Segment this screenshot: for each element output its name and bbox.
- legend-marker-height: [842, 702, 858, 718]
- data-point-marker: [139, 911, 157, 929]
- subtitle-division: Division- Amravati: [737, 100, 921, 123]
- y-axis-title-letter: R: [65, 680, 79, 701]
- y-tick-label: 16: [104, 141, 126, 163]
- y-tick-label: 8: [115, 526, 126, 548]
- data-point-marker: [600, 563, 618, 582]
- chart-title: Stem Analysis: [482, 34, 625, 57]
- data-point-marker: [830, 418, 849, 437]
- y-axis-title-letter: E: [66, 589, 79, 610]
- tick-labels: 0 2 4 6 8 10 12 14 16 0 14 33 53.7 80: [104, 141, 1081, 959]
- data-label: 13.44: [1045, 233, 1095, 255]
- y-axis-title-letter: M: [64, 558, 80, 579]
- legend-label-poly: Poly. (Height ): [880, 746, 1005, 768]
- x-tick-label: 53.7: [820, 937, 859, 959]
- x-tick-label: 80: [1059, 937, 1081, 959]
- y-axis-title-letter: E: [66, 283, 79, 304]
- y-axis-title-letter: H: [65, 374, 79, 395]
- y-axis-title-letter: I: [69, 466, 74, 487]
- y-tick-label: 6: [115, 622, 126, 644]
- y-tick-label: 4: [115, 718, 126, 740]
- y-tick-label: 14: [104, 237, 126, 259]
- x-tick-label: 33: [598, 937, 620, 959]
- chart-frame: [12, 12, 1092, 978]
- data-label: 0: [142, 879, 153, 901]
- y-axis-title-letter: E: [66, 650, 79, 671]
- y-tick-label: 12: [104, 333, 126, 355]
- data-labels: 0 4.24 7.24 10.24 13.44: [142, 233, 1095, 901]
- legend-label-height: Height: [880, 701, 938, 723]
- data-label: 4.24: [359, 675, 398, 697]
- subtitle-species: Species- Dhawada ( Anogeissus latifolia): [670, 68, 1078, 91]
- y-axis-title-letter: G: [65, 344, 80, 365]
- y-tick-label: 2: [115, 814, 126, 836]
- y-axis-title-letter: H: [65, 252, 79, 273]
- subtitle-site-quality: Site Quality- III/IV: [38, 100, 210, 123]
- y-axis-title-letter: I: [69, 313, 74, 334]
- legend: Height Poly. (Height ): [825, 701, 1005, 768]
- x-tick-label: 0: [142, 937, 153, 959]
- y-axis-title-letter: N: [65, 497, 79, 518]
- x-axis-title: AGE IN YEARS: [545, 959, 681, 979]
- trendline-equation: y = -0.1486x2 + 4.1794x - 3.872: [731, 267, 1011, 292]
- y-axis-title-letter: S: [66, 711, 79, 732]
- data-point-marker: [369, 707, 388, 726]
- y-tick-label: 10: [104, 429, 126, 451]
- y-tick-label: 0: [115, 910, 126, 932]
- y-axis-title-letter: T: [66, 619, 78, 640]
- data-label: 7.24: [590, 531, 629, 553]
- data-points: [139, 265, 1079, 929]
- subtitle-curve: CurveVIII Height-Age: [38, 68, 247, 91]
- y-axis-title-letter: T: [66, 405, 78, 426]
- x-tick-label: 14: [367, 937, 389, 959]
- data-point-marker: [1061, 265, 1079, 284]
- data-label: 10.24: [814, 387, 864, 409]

_ _ _ _ _

» **What needs to be done**
Copy out, word for word, the portion of the entries that begins with the very first line and ends with the line containing "- x-tick-label: 0: [142, 937, 153, 959]", including both of those lines.

» **Complete answer**
Segment this screenshot: for each element output its name and bbox.
- legend-marker-height: [842, 702, 858, 718]
- data-point-marker: [139, 911, 157, 929]
- subtitle-division: Division- Amravati: [737, 100, 921, 123]
- y-axis-title-letter: R: [65, 680, 79, 701]
- y-tick-label: 16: [104, 141, 126, 163]
- y-tick-label: 8: [115, 526, 126, 548]
- data-point-marker: [600, 563, 618, 582]
- chart-title: Stem Analysis: [482, 34, 625, 57]
- data-point-marker: [830, 418, 849, 437]
- y-axis-title-letter: E: [66, 589, 79, 610]
- tick-labels: 0 2 4 6 8 10 12 14 16 0 14 33 53.7 80: [104, 141, 1081, 959]
- data-label: 13.44: [1045, 233, 1095, 255]
- y-axis-title-letter: M: [64, 558, 80, 579]
- legend-label-poly: Poly. (Height ): [880, 746, 1005, 768]
- x-tick-label: 53.7: [820, 937, 859, 959]
- x-tick-label: 80: [1059, 937, 1081, 959]
- y-axis-title-letter: E: [66, 283, 79, 304]
- y-axis-title-letter: H: [65, 374, 79, 395]
- y-axis-title-letter: I: [69, 466, 74, 487]
- y-tick-label: 6: [115, 622, 126, 644]
- y-tick-label: 4: [115, 718, 126, 740]
- y-tick-label: 14: [104, 237, 126, 259]
- x-tick-label: 33: [598, 937, 620, 959]
- chart-frame: [12, 12, 1092, 978]
- data-label: 0: [142, 879, 153, 901]
- y-axis-title-letter: E: [66, 650, 79, 671]
- y-tick-label: 12: [104, 333, 126, 355]
- data-labels: 0 4.24 7.24 10.24 13.44: [142, 233, 1095, 901]
- legend-label-height: Height: [880, 701, 938, 723]
- data-label: 4.24: [359, 675, 398, 697]
- subtitle-species: Species- Dhawada ( Anogeissus latifolia): [670, 68, 1078, 91]
- y-axis-title-letter: G: [65, 344, 80, 365]
- y-tick-label: 2: [115, 814, 126, 836]
- y-axis-title-letter: H: [65, 252, 79, 273]
- subtitle-site-quality: Site Quality- III/IV: [38, 100, 210, 123]
- y-axis-title-letter: I: [69, 313, 74, 334]
- legend: Height Poly. (Height ): [825, 701, 1005, 768]
- x-tick-label: 0: [142, 937, 153, 959]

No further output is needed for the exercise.